EXERCISE REQUIREMENTS. Pictures should be excluded; otherwise, copy every entry exactly.

*** WORKING DATA

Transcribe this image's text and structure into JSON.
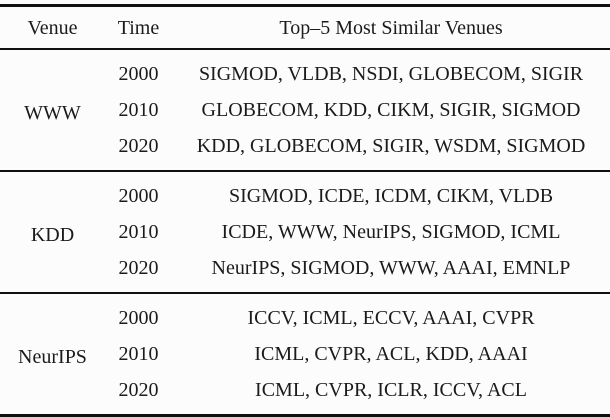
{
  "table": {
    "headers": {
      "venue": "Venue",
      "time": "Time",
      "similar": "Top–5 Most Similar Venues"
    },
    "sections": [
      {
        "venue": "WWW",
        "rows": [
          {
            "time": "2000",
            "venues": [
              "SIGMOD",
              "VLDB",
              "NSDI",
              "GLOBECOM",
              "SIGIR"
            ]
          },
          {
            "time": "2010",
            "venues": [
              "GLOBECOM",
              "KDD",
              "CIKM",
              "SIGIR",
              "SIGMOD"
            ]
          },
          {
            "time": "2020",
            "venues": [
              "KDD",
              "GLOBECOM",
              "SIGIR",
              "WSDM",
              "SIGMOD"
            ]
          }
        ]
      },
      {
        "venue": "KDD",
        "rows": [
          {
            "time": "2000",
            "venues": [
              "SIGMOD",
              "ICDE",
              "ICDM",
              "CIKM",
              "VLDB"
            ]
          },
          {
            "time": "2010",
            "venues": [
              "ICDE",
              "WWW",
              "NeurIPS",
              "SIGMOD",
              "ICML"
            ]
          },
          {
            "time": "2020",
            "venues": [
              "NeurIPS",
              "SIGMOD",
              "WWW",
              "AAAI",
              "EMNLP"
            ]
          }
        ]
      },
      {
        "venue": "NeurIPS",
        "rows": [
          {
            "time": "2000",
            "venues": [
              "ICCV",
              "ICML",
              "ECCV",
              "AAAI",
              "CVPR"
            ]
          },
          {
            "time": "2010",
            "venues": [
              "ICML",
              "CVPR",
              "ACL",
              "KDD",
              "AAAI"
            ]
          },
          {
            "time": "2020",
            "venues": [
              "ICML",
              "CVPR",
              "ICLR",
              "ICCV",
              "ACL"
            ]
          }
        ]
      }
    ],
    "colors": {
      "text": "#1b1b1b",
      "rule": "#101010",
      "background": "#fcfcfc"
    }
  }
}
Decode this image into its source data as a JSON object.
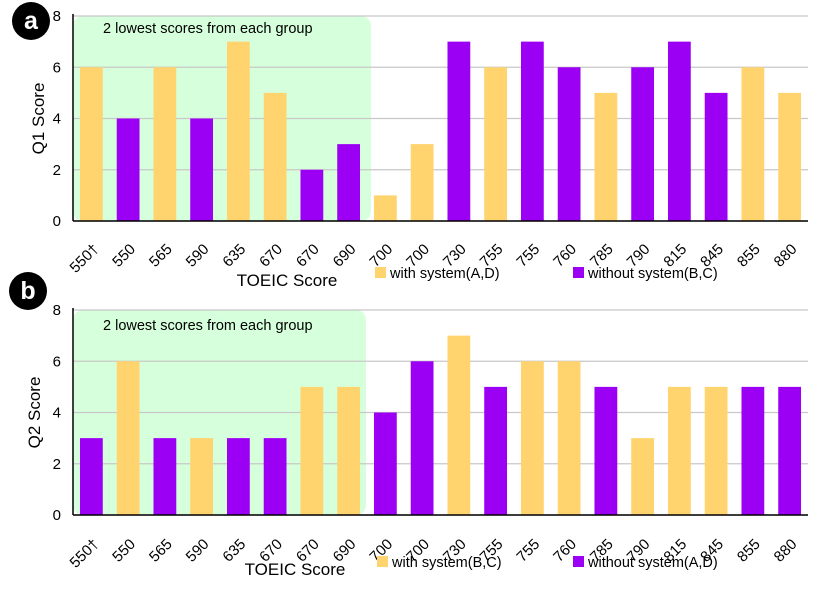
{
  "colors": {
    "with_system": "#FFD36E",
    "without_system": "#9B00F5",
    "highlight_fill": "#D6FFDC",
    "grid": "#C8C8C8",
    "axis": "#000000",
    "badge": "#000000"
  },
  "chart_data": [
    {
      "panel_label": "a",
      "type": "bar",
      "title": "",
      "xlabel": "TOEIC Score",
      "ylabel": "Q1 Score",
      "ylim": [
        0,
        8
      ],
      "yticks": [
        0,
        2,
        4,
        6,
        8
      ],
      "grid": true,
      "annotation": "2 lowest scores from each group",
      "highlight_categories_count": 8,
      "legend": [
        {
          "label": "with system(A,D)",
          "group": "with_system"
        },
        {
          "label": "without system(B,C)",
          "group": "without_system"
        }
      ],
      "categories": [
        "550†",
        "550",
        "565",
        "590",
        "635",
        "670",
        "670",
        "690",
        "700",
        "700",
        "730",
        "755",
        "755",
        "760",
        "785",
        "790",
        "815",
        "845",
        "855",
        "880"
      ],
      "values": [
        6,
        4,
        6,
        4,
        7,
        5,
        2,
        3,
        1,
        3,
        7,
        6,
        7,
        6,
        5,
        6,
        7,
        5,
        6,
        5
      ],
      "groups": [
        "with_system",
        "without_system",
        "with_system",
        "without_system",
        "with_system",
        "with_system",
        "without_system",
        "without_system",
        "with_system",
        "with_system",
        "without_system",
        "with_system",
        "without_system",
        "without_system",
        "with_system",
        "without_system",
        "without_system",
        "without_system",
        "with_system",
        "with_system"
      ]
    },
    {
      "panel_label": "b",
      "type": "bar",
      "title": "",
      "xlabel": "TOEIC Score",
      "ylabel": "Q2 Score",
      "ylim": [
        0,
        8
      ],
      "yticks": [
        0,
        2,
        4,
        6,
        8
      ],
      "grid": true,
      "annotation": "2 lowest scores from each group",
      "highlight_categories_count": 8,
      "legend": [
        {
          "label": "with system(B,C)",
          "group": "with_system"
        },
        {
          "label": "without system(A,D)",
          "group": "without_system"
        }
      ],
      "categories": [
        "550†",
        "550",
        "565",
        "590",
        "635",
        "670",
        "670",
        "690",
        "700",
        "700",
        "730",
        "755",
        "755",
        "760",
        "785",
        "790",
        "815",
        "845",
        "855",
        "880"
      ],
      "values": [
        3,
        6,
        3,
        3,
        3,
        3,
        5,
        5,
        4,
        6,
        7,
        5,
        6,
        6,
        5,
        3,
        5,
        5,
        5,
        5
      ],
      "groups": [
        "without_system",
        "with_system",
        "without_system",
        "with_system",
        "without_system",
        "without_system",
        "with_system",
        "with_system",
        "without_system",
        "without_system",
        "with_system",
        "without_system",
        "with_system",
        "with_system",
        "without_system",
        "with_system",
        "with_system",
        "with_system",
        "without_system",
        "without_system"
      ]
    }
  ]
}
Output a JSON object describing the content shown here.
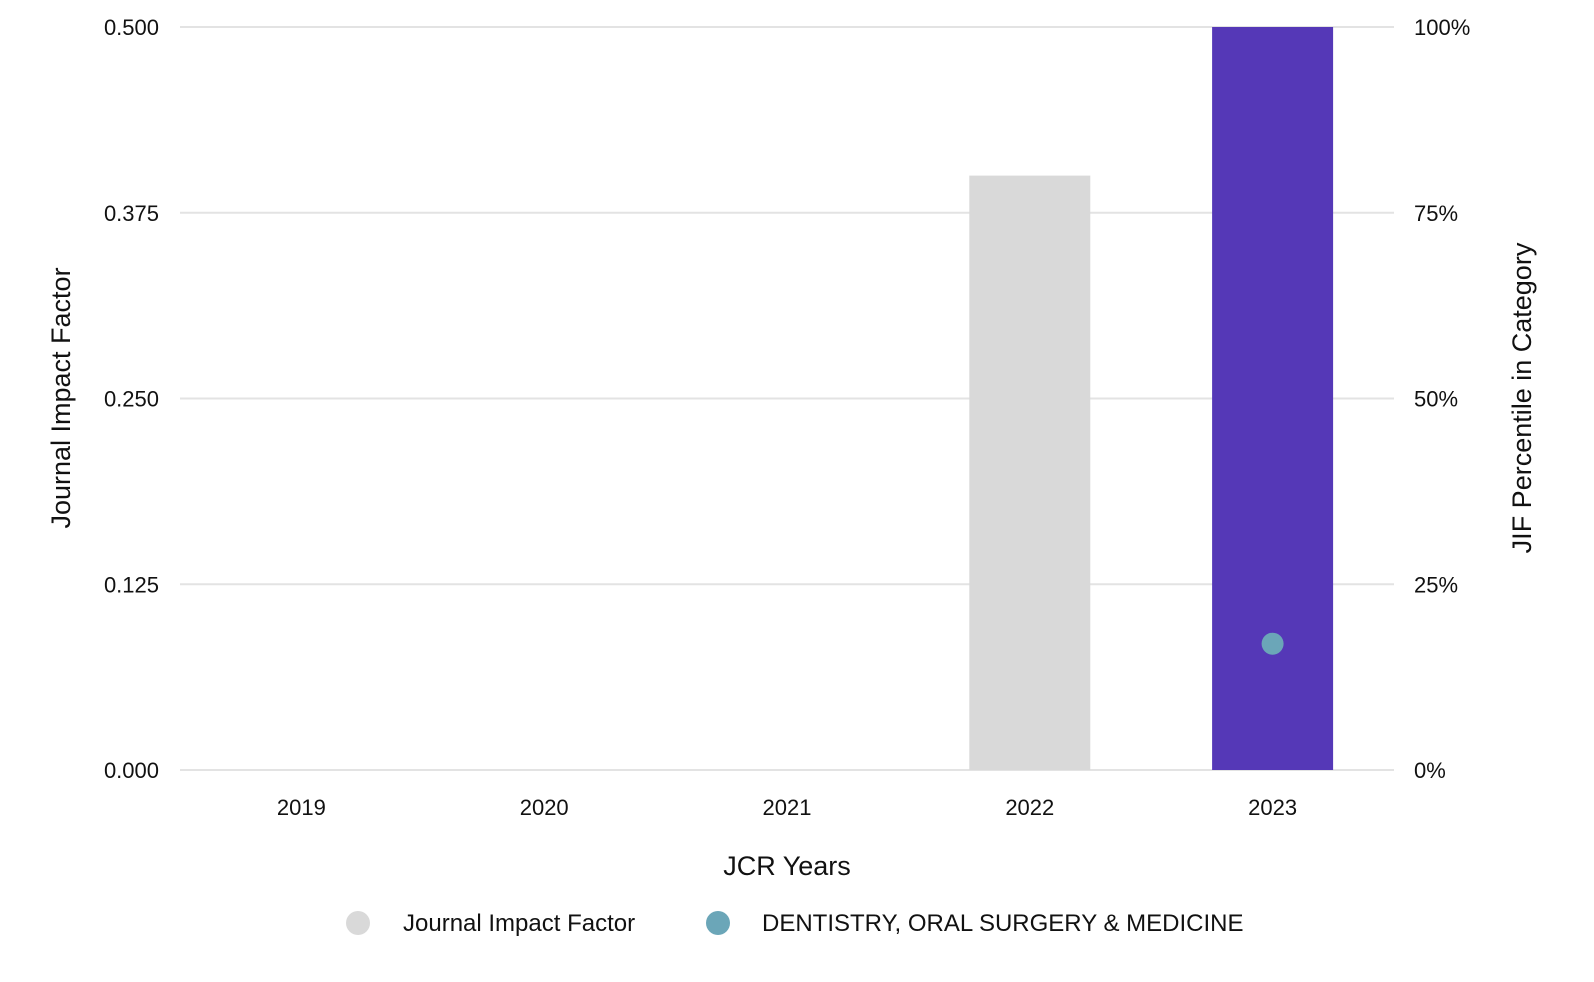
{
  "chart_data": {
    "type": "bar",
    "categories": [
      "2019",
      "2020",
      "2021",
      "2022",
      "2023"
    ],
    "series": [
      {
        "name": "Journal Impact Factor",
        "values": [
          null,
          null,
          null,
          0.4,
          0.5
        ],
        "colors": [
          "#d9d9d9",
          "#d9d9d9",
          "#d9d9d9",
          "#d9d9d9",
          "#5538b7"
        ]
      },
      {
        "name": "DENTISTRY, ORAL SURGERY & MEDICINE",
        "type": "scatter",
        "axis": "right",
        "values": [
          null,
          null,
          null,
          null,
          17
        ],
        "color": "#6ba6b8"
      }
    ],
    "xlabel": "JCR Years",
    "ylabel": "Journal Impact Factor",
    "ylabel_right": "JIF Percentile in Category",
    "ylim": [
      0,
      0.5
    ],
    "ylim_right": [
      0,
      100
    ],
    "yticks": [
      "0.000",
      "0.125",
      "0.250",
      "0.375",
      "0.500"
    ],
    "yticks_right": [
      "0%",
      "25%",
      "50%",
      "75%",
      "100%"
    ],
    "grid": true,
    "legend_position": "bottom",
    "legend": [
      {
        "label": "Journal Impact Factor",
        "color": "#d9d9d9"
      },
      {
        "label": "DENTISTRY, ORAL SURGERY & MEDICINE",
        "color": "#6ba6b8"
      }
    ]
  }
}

******

REPLY.
Transcribe this image's text and structure into JSON.
{
  "table": {
    "headers": {
      "venue": "Venue",
      "time": "Time",
      "similar": "Top–5 Most Similar Venues"
    },
    "sections": [
      {
        "venue": "WWW",
        "rows": [
          {
            "time": "2000",
            "venues": [
              "SIGMOD",
              "VLDB",
              "NSDI",
              "GLOBECOM",
              "SIGIR"
            ]
          },
          {
            "time": "2010",
            "venues": [
              "GLOBECOM",
              "KDD",
              "CIKM",
              "SIGIR",
              "SIGMOD"
            ]
          },
          {
            "time": "2020",
            "venues": [
              "KDD",
              "GLOBECOM",
              "SIGIR",
              "WSDM",
              "SIGMOD"
            ]
          }
        ]
      },
      {
        "venue": "KDD",
        "rows": [
          {
            "time": "2000",
            "venues": [
              "SIGMOD",
              "ICDE",
              "ICDM",
              "CIKM",
              "VLDB"
            ]
          },
          {
            "time": "2010",
            "venues": [
              "ICDE",
              "WWW",
              "NeurIPS",
              "SIGMOD",
              "ICML"
            ]
          },
          {
            "time": "2020",
            "venues": [
              "NeurIPS",
              "SIGMOD",
              "WWW",
              "AAAI",
              "EMNLP"
            ]
          }
        ]
      },
      {
        "venue": "NeurIPS",
        "rows": [
          {
            "time": "2000",
            "venues": [
              "ICCV",
              "ICML",
              "ECCV",
              "AAAI",
              "CVPR"
            ]
          },
          {
            "time": "2010",
            "venues": [
              "ICML",
              "CVPR",
              "ACL",
              "KDD",
              "AAAI"
            ]
          },
          {
            "time": "2020",
            "venues": [
              "ICML",
              "CVPR",
              "ICLR",
              "ICCV",
              "ACL"
            ]
          }
        ]
      }
    ],
    "colors": {
      "text": "#1b1b1b",
      "rule": "#101010",
      "background": "#fcfcfc"
    }
  }
}
Decode this image into its source data as a JSON object.
{
  "colors": {
    "with_system": "#FFD36E",
    "without_system": "#9B00F5",
    "highlight_fill": "#D6FFDC",
    "grid": "#C8C8C8",
    "axis": "#000000",
    "badge": "#000000"
  },
  "chart_data": [
    {
      "panel_label": "a",
      "type": "bar",
      "title": "",
      "xlabel": "TOEIC Score",
      "ylabel": "Q1 Score",
      "ylim": [
        0,
        8
      ],
      "yticks": [
        0,
        2,
        4,
        6,
        8
      ],
      "grid": true,
      "annotation": "2 lowest scores from each group",
      "highlight_categories_count": 8,
      "legend": [
        {
          "label": "with system(A,D)",
          "group": "with_system"
        },
        {
          "label": "without system(B,C)",
          "group": "without_system"
        }
      ],
      "categories": [
        "550†",
        "550",
        "565",
        "590",
        "635",
        "670",
        "670",
        "690",
        "700",
        "700",
        "730",
        "755",
        "755",
        "760",
        "785",
        "790",
        "815",
        "845",
        "855",
        "880"
      ],
      "values": [
        6,
        4,
        6,
        4,
        7,
        5,
        2,
        3,
        1,
        3,
        7,
        6,
        7,
        6,
        5,
        6,
        7,
        5,
        6,
        5
      ],
      "groups": [
        "with_system",
        "without_system",
        "with_system",
        "without_system",
        "with_system",
        "with_system",
        "without_system",
        "without_system",
        "with_system",
        "with_system",
        "without_system",
        "with_system",
        "without_system",
        "without_system",
        "with_system",
        "without_system",
        "without_system",
        "without_system",
        "with_system",
        "with_system"
      ]
    },
    {
      "panel_label": "b",
      "type": "bar",
      "title": "",
      "xlabel": "TOEIC Score",
      "ylabel": "Q2 Score",
      "ylim": [
        0,
        8
      ],
      "yticks": [
        0,
        2,
        4,
        6,
        8
      ],
      "grid": true,
      "annotation": "2 lowest scores from each group",
      "highlight_categories_count": 8,
      "legend": [
        {
          "label": "with system(B,C)",
          "group": "with_system"
        },
        {
          "label": "without system(A,D)",
          "group": "without_system"
        }
      ],
      "categories": [
        "550†",
        "550",
        "565",
        "590",
        "635",
        "670",
        "670",
        "690",
        "700",
        "700",
        "730",
        "755",
        "755",
        "760",
        "785",
        "790",
        "815",
        "845",
        "855",
        "880"
      ],
      "values": [
        3,
        6,
        3,
        3,
        3,
        3,
        5,
        5,
        4,
        6,
        7,
        5,
        6,
        6,
        5,
        3,
        5,
        5,
        5,
        5
      ],
      "groups": [
        "without_system",
        "with_system",
        "without_system",
        "with_system",
        "without_system",
        "without_system",
        "with_system",
        "with_system",
        "without_system",
        "without_system",
        "with_system",
        "without_system",
        "with_system",
        "with_system",
        "without_system",
        "with_system",
        "with_system",
        "with_system",
        "without_system",
        "without_system"
      ]
    }
  ]
}
Output a JSON object describing the content shown here.
{
  "chart_data": {
    "type": "bar",
    "categories": [
      "2019",
      "2020",
      "2021",
      "2022",
      "2023"
    ],
    "series": [
      {
        "name": "Journal Impact Factor",
        "values": [
          null,
          null,
          null,
          0.4,
          0.5
        ],
        "colors": [
          "#d9d9d9",
          "#d9d9d9",
          "#d9d9d9",
          "#d9d9d9",
          "#5538b7"
        ]
      },
      {
        "name": "DENTISTRY, ORAL SURGERY & MEDICINE",
        "type": "scatter",
        "axis": "right",
        "values": [
          null,
          null,
          null,
          null,
          17
        ],
        "color": "#6ba6b8"
      }
    ],
    "xlabel": "JCR Years",
    "ylabel": "Journal Impact Factor",
    "ylabel_right": "JIF Percentile in Category",
    "ylim": [
      0,
      0.5
    ],
    "ylim_right": [
      0,
      100
    ],
    "yticks": [
      "0.000",
      "0.125",
      "0.250",
      "0.375",
      "0.500"
    ],
    "yticks_right": [
      "0%",
      "25%",
      "50%",
      "75%",
      "100%"
    ],
    "grid": true,
    "legend_position": "bottom",
    "legend": [
      {
        "label": "Journal Impact Factor",
        "color": "#d9d9d9"
      },
      {
        "label": "DENTISTRY, ORAL SURGERY & MEDICINE",
        "color": "#6ba6b8"
      }
    ]
  }
}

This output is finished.